▸ WHAT YOU ARE ASKED TO DO: Leave the pictures out. Return all other data exactly.

▸ DATASET:
· · ·
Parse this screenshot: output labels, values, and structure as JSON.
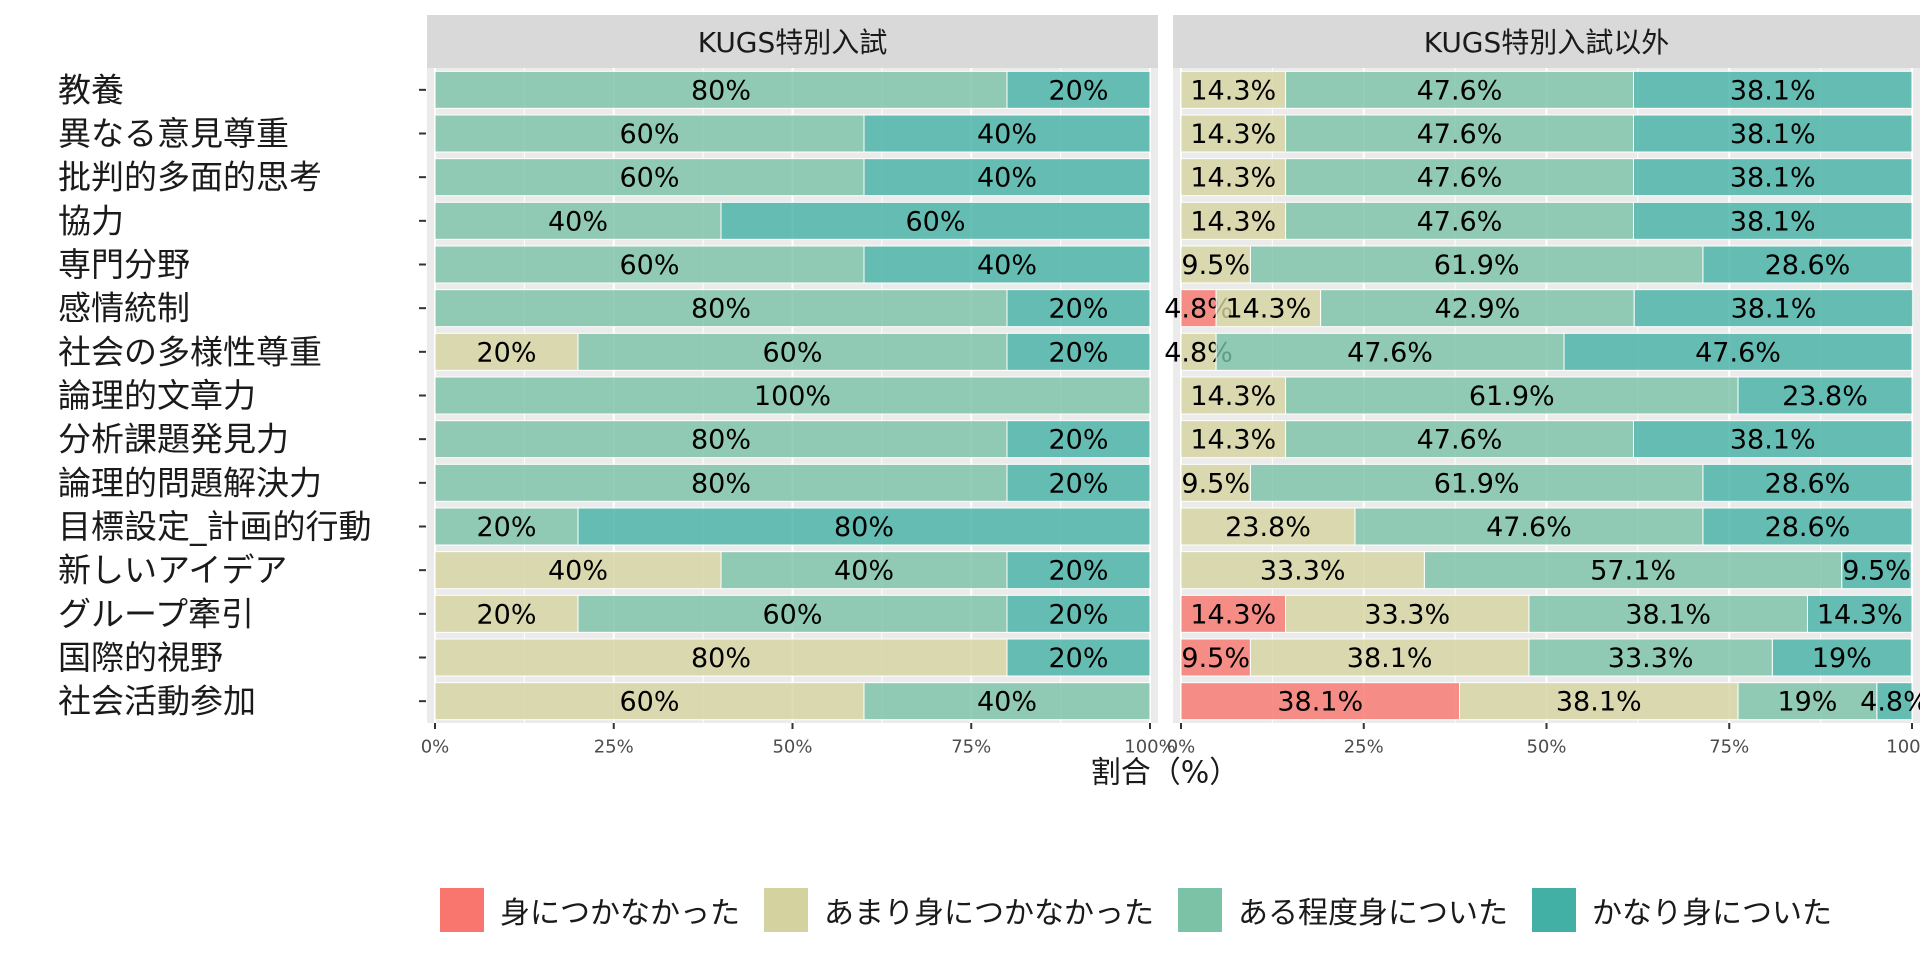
{
  "chart_data": {
    "type": "bar",
    "orientation": "horizontal",
    "stacked": "percent",
    "xlabel": "割合（%）",
    "xlim": [
      0,
      100
    ],
    "x_ticks": [
      "0%",
      "25%",
      "50%",
      "75%",
      "100%"
    ],
    "grid": true,
    "legend_position": "bottom",
    "categories": [
      "教養",
      "異なる意見尊重",
      "批判的多面的思考",
      "協力",
      "専門分野",
      "感情統制",
      "社会の多様性尊重",
      "論理的文章力",
      "分析課題発見力",
      "論理的問題解決力",
      "目標設定_計画的行動",
      "新しいアイデア",
      "グループ牽引",
      "国際的視野",
      "社会活動参加"
    ],
    "legend": [
      {
        "name": "身につかなかった",
        "color": "#F8766D"
      },
      {
        "name": "あまり身につかなかった",
        "color": "#D4D3A0"
      },
      {
        "name": "ある程度身についた",
        "color": "#7BC2A6"
      },
      {
        "name": "かなり身についた",
        "color": "#42B0A4"
      }
    ],
    "panels": [
      {
        "title": "KUGS特別入試",
        "series": [
          {
            "name": "身につかなかった",
            "values": [
              0,
              0,
              0,
              0,
              0,
              0,
              0,
              0,
              0,
              0,
              0,
              0,
              0,
              0,
              0
            ]
          },
          {
            "name": "あまり身につかなかった",
            "values": [
              0,
              0,
              0,
              0,
              0,
              0,
              20,
              0,
              0,
              0,
              0,
              40,
              20,
              80,
              60
            ]
          },
          {
            "name": "ある程度身についた",
            "values": [
              80,
              60,
              60,
              40,
              60,
              80,
              60,
              100,
              80,
              80,
              20,
              40,
              60,
              0,
              40
            ]
          },
          {
            "name": "かなり身についた",
            "values": [
              20,
              40,
              40,
              60,
              40,
              20,
              20,
              0,
              20,
              20,
              80,
              20,
              20,
              20,
              0
            ]
          }
        ],
        "labels": [
          [
            null,
            null,
            "80%",
            "20%"
          ],
          [
            null,
            null,
            "60%",
            "40%"
          ],
          [
            null,
            null,
            "60%",
            "40%"
          ],
          [
            null,
            null,
            "40%",
            "60%"
          ],
          [
            null,
            null,
            "60%",
            "40%"
          ],
          [
            null,
            null,
            "80%",
            "20%"
          ],
          [
            null,
            "20%",
            "60%",
            "20%"
          ],
          [
            null,
            null,
            "100%",
            null
          ],
          [
            null,
            null,
            "80%",
            "20%"
          ],
          [
            null,
            null,
            "80%",
            "20%"
          ],
          [
            null,
            null,
            "20%",
            "80%"
          ],
          [
            null,
            "40%",
            "40%",
            "20%"
          ],
          [
            null,
            "20%",
            "60%",
            "20%"
          ],
          [
            null,
            "80%",
            null,
            "20%"
          ],
          [
            null,
            "60%",
            "40%",
            null
          ]
        ]
      },
      {
        "title": "KUGS特別入試以外",
        "series": [
          {
            "name": "身につかなかった",
            "values": [
              0,
              0,
              0,
              0,
              0,
              4.8,
              0,
              0,
              0,
              0,
              0,
              0,
              14.3,
              9.5,
              38.1
            ]
          },
          {
            "name": "あまり身につかなかった",
            "values": [
              14.3,
              14.3,
              14.3,
              14.3,
              9.5,
              14.3,
              4.8,
              14.3,
              14.3,
              9.5,
              23.8,
              33.3,
              33.3,
              38.1,
              38.1
            ]
          },
          {
            "name": "ある程度身についた",
            "values": [
              47.6,
              47.6,
              47.6,
              47.6,
              61.9,
              42.9,
              47.6,
              61.9,
              47.6,
              61.9,
              47.6,
              57.1,
              38.1,
              33.3,
              19
            ]
          },
          {
            "name": "かなり身についた",
            "values": [
              38.1,
              38.1,
              38.1,
              38.1,
              28.6,
              38.1,
              47.6,
              23.8,
              38.1,
              28.6,
              28.6,
              9.5,
              14.3,
              19,
              4.8
            ]
          }
        ],
        "labels": [
          [
            null,
            "14.3%",
            "47.6%",
            "38.1%"
          ],
          [
            null,
            "14.3%",
            "47.6%",
            "38.1%"
          ],
          [
            null,
            "14.3%",
            "47.6%",
            "38.1%"
          ],
          [
            null,
            "14.3%",
            "47.6%",
            "38.1%"
          ],
          [
            null,
            "9.5%",
            "61.9%",
            "28.6%"
          ],
          [
            "4.8%",
            "14.3%",
            "42.9%",
            "38.1%"
          ],
          [
            null,
            "4.8%",
            "47.6%",
            "47.6%"
          ],
          [
            null,
            "14.3%",
            "61.9%",
            "23.8%"
          ],
          [
            null,
            "14.3%",
            "47.6%",
            "38.1%"
          ],
          [
            null,
            "9.5%",
            "61.9%",
            "28.6%"
          ],
          [
            null,
            "23.8%",
            "47.6%",
            "28.6%"
          ],
          [
            null,
            "33.3%",
            "57.1%",
            "9.5%"
          ],
          [
            "14.3%",
            "33.3%",
            "38.1%",
            "14.3%"
          ],
          [
            "9.5%",
            "38.1%",
            "33.3%",
            "19%"
          ],
          [
            "38.1%",
            "38.1%",
            "19%",
            "4.8%"
          ]
        ]
      }
    ]
  }
}
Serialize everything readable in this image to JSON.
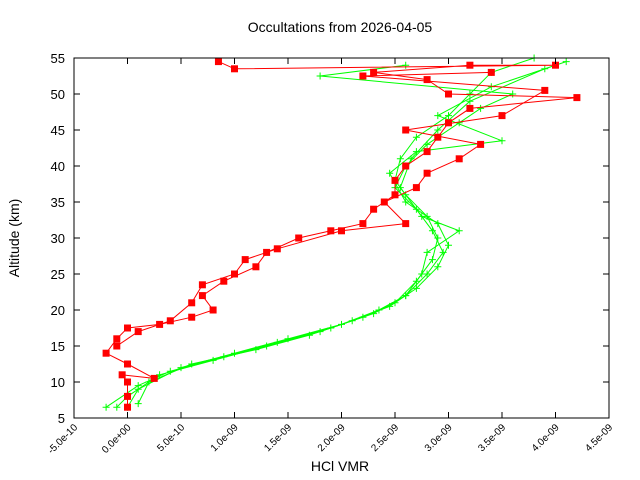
· · ·
▸ SOLVED PROBLEM:
Parse this screenshot: output labels, values, and structure as JSON.
{
  "chart_data": {
    "type": "bar",
    "orientation": "horizontal",
    "stacked": "percent",
    "xlabel": "割合（%）",
    "xlim": [
      0,
      100
    ],
    "x_ticks": [
      "0%",
      "25%",
      "50%",
      "75%",
      "100%"
    ],
    "grid": true,
    "legend_position": "bottom",
    "categories": [
      "教養",
      "異なる意見尊重",
      "批判的多面的思考",
      "協力",
      "専門分野",
      "感情統制",
      "社会の多様性尊重",
      "論理的文章力",
      "分析課題発見力",
      "論理的問題解決力",
      "目標設定_計画的行動",
      "新しいアイデア",
      "グループ牽引",
      "国際的視野",
      "社会活動参加"
    ],
    "legend": [
      {
        "name": "身につかなかった",
        "color": "#F8766D"
      },
      {
        "name": "あまり身につかなかった",
        "color": "#D4D3A0"
      },
      {
        "name": "ある程度身についた",
        "color": "#7BC2A6"
      },
      {
        "name": "かなり身についた",
        "color": "#42B0A4"
      }
    ],
    "panels": [
      {
        "title": "KUGS特別入試",
        "series": [
          {
            "name": "身につかなかった",
            "values": [
              0,
              0,
              0,
              0,
              0,
              0,
              0,
              0,
              0,
              0,
              0,
              0,
              0,
              0,
              0
            ]
          },
          {
            "name": "あまり身につかなかった",
            "values": [
              0,
              0,
              0,
              0,
              0,
              0,
              20,
              0,
              0,
              0,
              0,
              40,
              20,
              80,
              60
            ]
          },
          {
            "name": "ある程度身についた",
            "values": [
              80,
              60,
              60,
              40,
              60,
              80,
              60,
              100,
              80,
              80,
              20,
              40,
              60,
              0,
              40
            ]
          },
          {
            "name": "かなり身についた",
            "values": [
              20,
              40,
              40,
              60,
              40,
              20,
              20,
              0,
              20,
              20,
              80,
              20,
              20,
              20,
              0
            ]
          }
        ],
        "labels": [
          [
            null,
            null,
            "80%",
            "20%"
          ],
          [
            null,
            null,
            "60%",
            "40%"
          ],
          [
            null,
            null,
            "60%",
            "40%"
          ],
          [
            null,
            null,
            "40%",
            "60%"
          ],
          [
            null,
            null,
            "60%",
            "40%"
          ],
          [
            null,
            null,
            "80%",
            "20%"
          ],
          [
            null,
            "20%",
            "60%",
            "20%"
          ],
          [
            null,
            null,
            "100%",
            null
          ],
          [
            null,
            null,
            "80%",
            "20%"
          ],
          [
            null,
            null,
            "80%",
            "20%"
          ],
          [
            null,
            null,
            "20%",
            "80%"
          ],
          [
            null,
            "40%",
            "40%",
            "20%"
          ],
          [
            null,
            "20%",
            "60%",
            "20%"
          ],
          [
            null,
            "80%",
            null,
            "20%"
          ],
          [
            null,
            "60%",
            "40%",
            null
          ]
        ]
      },
      {
        "title": "KUGS特別入試以外",
        "series": [
          {
            "name": "身につかなかった",
            "values": [
              0,
              0,
              0,
              0,
              0,
              4.8,
              0,
              0,
              0,
              0,
              0,
              0,
              14.3,
              9.5,
              38.1
            ]
          },
          {
            "name": "あまり身につかなかった",
            "values": [
              14.3,
              14.3,
              14.3,
              14.3,
              9.5,
              14.3,
              4.8,
              14.3,
              14.3,
              9.5,
              23.8,
              33.3,
              33.3,
              38.1,
              38.1
            ]
          },
          {
            "name": "ある程度身についた",
            "values": [
              47.6,
              47.6,
              47.6,
              47.6,
              61.9,
              42.9,
              47.6,
              61.9,
              47.6,
              61.9,
              47.6,
              57.1,
              38.1,
              33.3,
              19
            ]
          },
          {
            "name": "かなり身についた",
            "values": [
              38.1,
              38.1,
              38.1,
              38.1,
              28.6,
              38.1,
              47.6,
              23.8,
              38.1,
              28.6,
              28.6,
              9.5,
              14.3,
              19,
              4.8
            ]
          }
        ],
        "labels": [
          [
            null,
            "14.3%",
            "47.6%",
            "38.1%"
          ],
          [
            null,
            "14.3%",
            "47.6%",
            "38.1%"
          ],
          [
            null,
            "14.3%",
            "47.6%",
            "38.1%"
          ],
          [
            null,
            "14.3%",
            "47.6%",
            "38.1%"
          ],
          [
            null,
            "9.5%",
            "61.9%",
            "28.6%"
          ],
          [
            "4.8%",
            "14.3%",
            "42.9%",
            "38.1%"
          ],
          [
            null,
            "4.8%",
            "47.6%",
            "47.6%"
          ],
          [
            null,
            "14.3%",
            "61.9%",
            "23.8%"
          ],
          [
            null,
            "14.3%",
            "47.6%",
            "38.1%"
          ],
          [
            null,
            "9.5%",
            "61.9%",
            "28.6%"
          ],
          [
            null,
            "23.8%",
            "47.6%",
            "28.6%"
          ],
          [
            null,
            "33.3%",
            "57.1%",
            "9.5%"
          ],
          [
            "14.3%",
            "33.3%",
            "38.1%",
            "14.3%"
          ],
          [
            "9.5%",
            "38.1%",
            "33.3%",
            "19%"
          ],
          [
            "38.1%",
            "38.1%",
            "19%",
            "4.8%"
          ]
        ]
      }
    ]
  }
}
Serialize everything readable in this image to JSON.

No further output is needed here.